* START Information provided *
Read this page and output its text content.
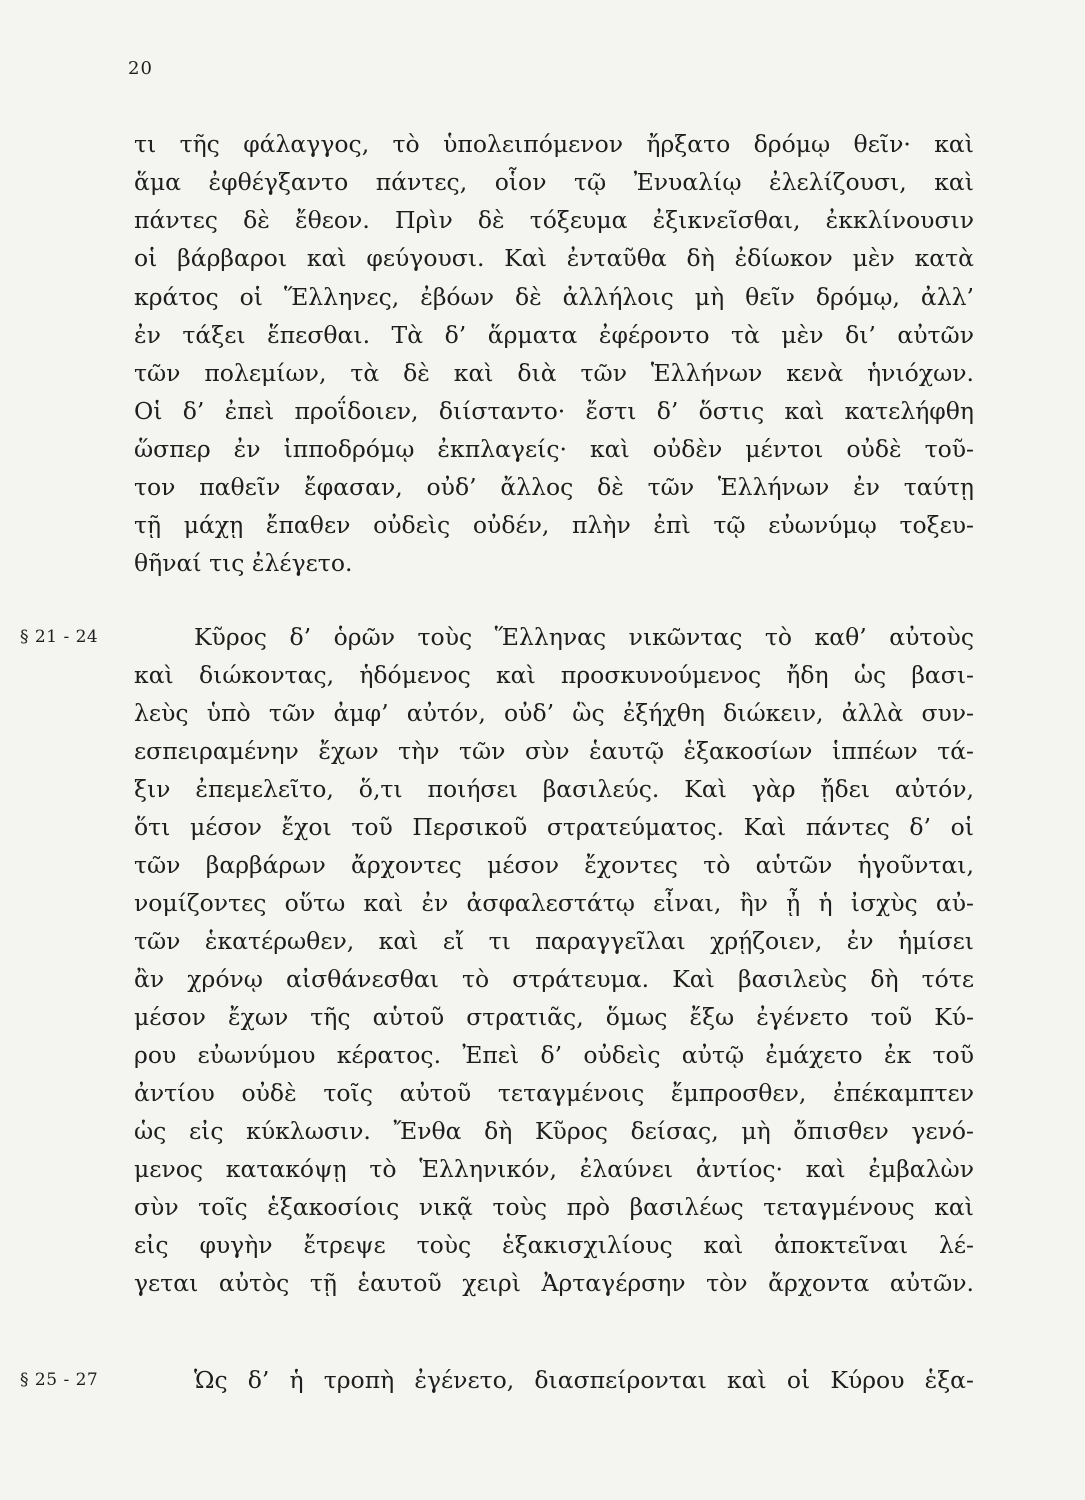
20
§ 21 - 24
§ 25 - 27
τι τῆς φάλαγγος, τὸ ὑπολειπόμενον ἤρξατο δρόμῳ θεῖν· καὶ
ἅμα ἐφθέγξαντο πάντες, οἷον τῷ Ἐνυαλίῳ ἐλελίζουσι, καὶ
πάντες δὲ ἔθεον. Πρὶν δὲ τόξευμα ἐξικνεῖσθαι, ἐκκλίνουσιν
οἱ βάρβαροι καὶ φεύγουσι. Καὶ ἐνταῦθα δὴ ἐδίωκον μὲν κατὰ
κράτος οἱ Ἕλληνες, ἐβόων δὲ ἀλλήλοις μὴ θεῖν δρόμῳ, ἀλλ’
ἐν τάξει ἕπεσθαι. Τὰ δ’ ἅρματα ἐφέροντο τὰ μὲν δι’ αὐτῶν
τῶν πολεμίων, τὰ δὲ καὶ διὰ τῶν Ἑλλήνων κενὰ ἡνιόχων.
Οἱ δ’ ἐπεὶ προΐδοιεν, διίσταντο· ἔστι δ’ ὅστις καὶ κατελήφθη
ὥσπερ ἐν ἱπποδρόμῳ ἐκπλαγείς· καὶ οὐδὲν μέντοι οὐδὲ τοῦ-
τον παθεῖν ἔφασαν, οὐδ’ ἄλλος δὲ τῶν Ἑλλήνων ἐν ταύτῃ
τῇ μάχῃ ἔπαθεν οὐδεὶς οὐδέν, πλὴν ἐπὶ τῷ εὐωνύμῳ τοξευ-
θῆναί τις ἐλέγετο.
Κῦρος δ’ ὁρῶν τοὺς Ἕλληνας νικῶντας τὸ καθ’ αὐτοὺς
καὶ διώκοντας, ἡδόμενος καὶ προσκυνούμενος ἤδη ὡς βασι-
λεὺς ὑπὸ τῶν ἀμφ’ αὐτόν, οὐδ’ ὣς ἐξήχθη διώκειν, ἀλλὰ συν-
εσπειραμένην ἔχων τὴν τῶν σὺν ἑαυτῷ ἑξακοσίων ἱππέων τά-
ξιν ἐπεμελεῖτο, ὅ,τι ποιήσει βασιλεύς. Καὶ γὰρ ᾔδει αὐτόν,
ὅτι μέσον ἔχοι τοῦ Περσικοῦ στρατεύματος. Καὶ πάντες δ’ οἱ
τῶν βαρβάρων ἄρχοντες μέσον ἔχοντες τὸ αὑτῶν ἡγοῦνται,
νομίζοντες οὕτω καὶ ἐν ἀσφαλεστάτῳ εἶναι, ἢν ᾖ ἡ ἰσχὺς αὐ-
τῶν ἑκατέρωθεν, καὶ εἴ τι παραγγεῖλαι χρῄζοιεν, ἐν ἡμίσει
ἂν χρόνῳ αἰσθάνεσθαι τὸ στράτευμα. Καὶ βασιλεὺς δὴ τότε
μέσον ἔχων τῆς αὑτοῦ στρατιᾶς, ὅμως ἔξω ἐγένετο τοῦ Κύ-
ρου εὐωνύμου κέρατος. Ἐπεὶ δ’ οὐδεὶς αὐτῷ ἐμάχετο ἐκ τοῦ
ἀντίου οὐδὲ τοῖς αὐτοῦ τεταγμένοις ἔμπροσθεν, ἐπέκαμπτεν
ὡς εἰς κύκλωσιν. Ἔνθα δὴ Κῦρος δείσας, μὴ ὄπισθεν γενό-
μενος κατακόψῃ τὸ Ἑλληνικόν, ἐλαύνει ἀντίος· καὶ ἐμβαλὼν
σὺν τοῖς ἑξακοσίοις νικᾷ τοὺς πρὸ βασιλέως τεταγμένους καὶ
εἰς φυγὴν ἔτρεψε τοὺς ἑξακισχιλίους καὶ ἀποκτεῖναι λέ-
γεται αὐτὸς τῇ ἑαυτοῦ χειρὶ Ἀρταγέρσην τὸν ἄρχοντα αὐτῶν.
Ὡς δ’ ἡ τροπὴ ἐγένετο, διασπείρονται καὶ οἱ Κύρου ἑξα-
* END Information provided *
* _What to do_: Copy out all the data exactly; skip the pictures.

* _Solved problem_:
Read this page and output its text content.
20
§ 21 - 24
§ 25 - 27
τι τῆς φάλαγγος, τὸ ὑπολειπόμενον ἤρξατο δρόμῳ θεῖν· καὶ
ἅμα ἐφθέγξαντο πάντες, οἷον τῷ Ἐνυαλίῳ ἐλελίζουσι, καὶ
πάντες δὲ ἔθεον. Πρὶν δὲ τόξευμα ἐξικνεῖσθαι, ἐκκλίνουσιν
οἱ βάρβαροι καὶ φεύγουσι. Καὶ ἐνταῦθα δὴ ἐδίωκον μὲν κατὰ
κράτος οἱ Ἕλληνες, ἐβόων δὲ ἀλλήλοις μὴ θεῖν δρόμῳ, ἀλλ’
ἐν τάξει ἕπεσθαι. Τὰ δ’ ἅρματα ἐφέροντο τὰ μὲν δι’ αὐτῶν
τῶν πολεμίων, τὰ δὲ καὶ διὰ τῶν Ἑλλήνων κενὰ ἡνιόχων.
Οἱ δ’ ἐπεὶ προΐδοιεν, διίσταντο· ἔστι δ’ ὅστις καὶ κατελήφθη
ὥσπερ ἐν ἱπποδρόμῳ ἐκπλαγείς· καὶ οὐδὲν μέντοι οὐδὲ τοῦ-
τον παθεῖν ἔφασαν, οὐδ’ ἄλλος δὲ τῶν Ἑλλήνων ἐν ταύτῃ
τῇ μάχῃ ἔπαθεν οὐδεὶς οὐδέν, πλὴν ἐπὶ τῷ εὐωνύμῳ τοξευ-
θῆναί τις ἐλέγετο.
Κῦρος δ’ ὁρῶν τοὺς Ἕλληνας νικῶντας τὸ καθ’ αὐτοὺς
καὶ διώκοντας, ἡδόμενος καὶ προσκυνούμενος ἤδη ὡς βασι-
λεὺς ὑπὸ τῶν ἀμφ’ αὐτόν, οὐδ’ ὣς ἐξήχθη διώκειν, ἀλλὰ συν-
εσπειραμένην ἔχων τὴν τῶν σὺν ἑαυτῷ ἑξακοσίων ἱππέων τά-
ξιν ἐπεμελεῖτο, ὅ,τι ποιήσει βασιλεύς. Καὶ γὰρ ᾔδει αὐτόν,
ὅτι μέσον ἔχοι τοῦ Περσικοῦ στρατεύματος. Καὶ πάντες δ’ οἱ
τῶν βαρβάρων ἄρχοντες μέσον ἔχοντες τὸ αὑτῶν ἡγοῦνται,
νομίζοντες οὕτω καὶ ἐν ἀσφαλεστάτῳ εἶναι, ἢν ᾖ ἡ ἰσχὺς αὐ-
τῶν ἑκατέρωθεν, καὶ εἴ τι παραγγεῖλαι χρῄζοιεν, ἐν ἡμίσει
ἂν χρόνῳ αἰσθάνεσθαι τὸ στράτευμα. Καὶ βασιλεὺς δὴ τότε
μέσον ἔχων τῆς αὑτοῦ στρατιᾶς, ὅμως ἔξω ἐγένετο τοῦ Κύ-
ρου εὐωνύμου κέρατος. Ἐπεὶ δ’ οὐδεὶς αὐτῷ ἐμάχετο ἐκ τοῦ
ἀντίου οὐδὲ τοῖς αὐτοῦ τεταγμένοις ἔμπροσθεν, ἐπέκαμπτεν
ὡς εἰς κύκλωσιν. Ἔνθα δὴ Κῦρος δείσας, μὴ ὄπισθεν γενό-
μενος κατακόψῃ τὸ Ἑλληνικόν, ἐλαύνει ἀντίος· καὶ ἐμβαλὼν
σὺν τοῖς ἑξακοσίοις νικᾷ τοὺς πρὸ βασιλέως τεταγμένους καὶ
εἰς φυγὴν ἔτρεψε τοὺς ἑξακισχιλίους καὶ ἀποκτεῖναι λέ-
γεται αὐτὸς τῇ ἑαυτοῦ χειρὶ Ἀρταγέρσην τὸν ἄρχοντα αὐτῶν.
Ὡς δ’ ἡ τροπὴ ἐγένετο, διασπείρονται καὶ οἱ Κύρου ἑξα-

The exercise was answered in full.